Items

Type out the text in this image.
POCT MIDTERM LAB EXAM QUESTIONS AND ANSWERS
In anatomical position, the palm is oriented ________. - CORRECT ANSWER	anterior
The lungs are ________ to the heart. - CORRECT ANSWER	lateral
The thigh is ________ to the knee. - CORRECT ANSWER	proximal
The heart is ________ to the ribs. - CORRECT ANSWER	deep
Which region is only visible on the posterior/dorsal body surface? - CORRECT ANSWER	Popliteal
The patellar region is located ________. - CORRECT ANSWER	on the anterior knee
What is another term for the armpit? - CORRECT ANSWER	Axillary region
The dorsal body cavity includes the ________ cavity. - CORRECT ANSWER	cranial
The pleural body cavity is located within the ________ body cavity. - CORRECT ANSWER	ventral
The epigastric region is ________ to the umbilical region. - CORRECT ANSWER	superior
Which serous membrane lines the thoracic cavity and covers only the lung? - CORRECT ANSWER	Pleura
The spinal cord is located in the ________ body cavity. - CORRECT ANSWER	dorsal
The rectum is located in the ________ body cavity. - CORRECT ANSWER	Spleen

What needs to be done
Copy each line of the data above without altering a single character.

Task output
Type out the text in this image.
POCT MIDTERM LAB EXAM QUESTIONS AND ANSWERS
In anatomical position, the palm is oriented ________. - CORRECT ANSWER	anterior
The lungs are ________ to the heart. - CORRECT ANSWER	lateral
The thigh is ________ to the knee. - CORRECT ANSWER	proximal
The heart is ________ to the ribs. - CORRECT ANSWER	deep
Which region is only visible on the posterior/dorsal body surface? - CORRECT ANSWER	Popliteal
The patellar region is located ________. - CORRECT ANSWER	on the anterior knee
What is another term for the armpit? - CORRECT ANSWER	Axillary region
The dorsal body cavity includes the ________ cavity. - CORRECT ANSWER	cranial
The pleural body cavity is located within the ________ body cavity. - CORRECT ANSWER	ventral
The epigastric region is ________ to the umbilical region. - CORRECT ANSWER	superior
Which serous membrane lines the thoracic cavity and covers only the lung? - CORRECT ANSWER	Pleura
The spinal cord is located in the ________ body cavity. - CORRECT ANSWER	dorsal
The rectum is located in the ________ body cavity. - CORRECT ANSWER	Spleen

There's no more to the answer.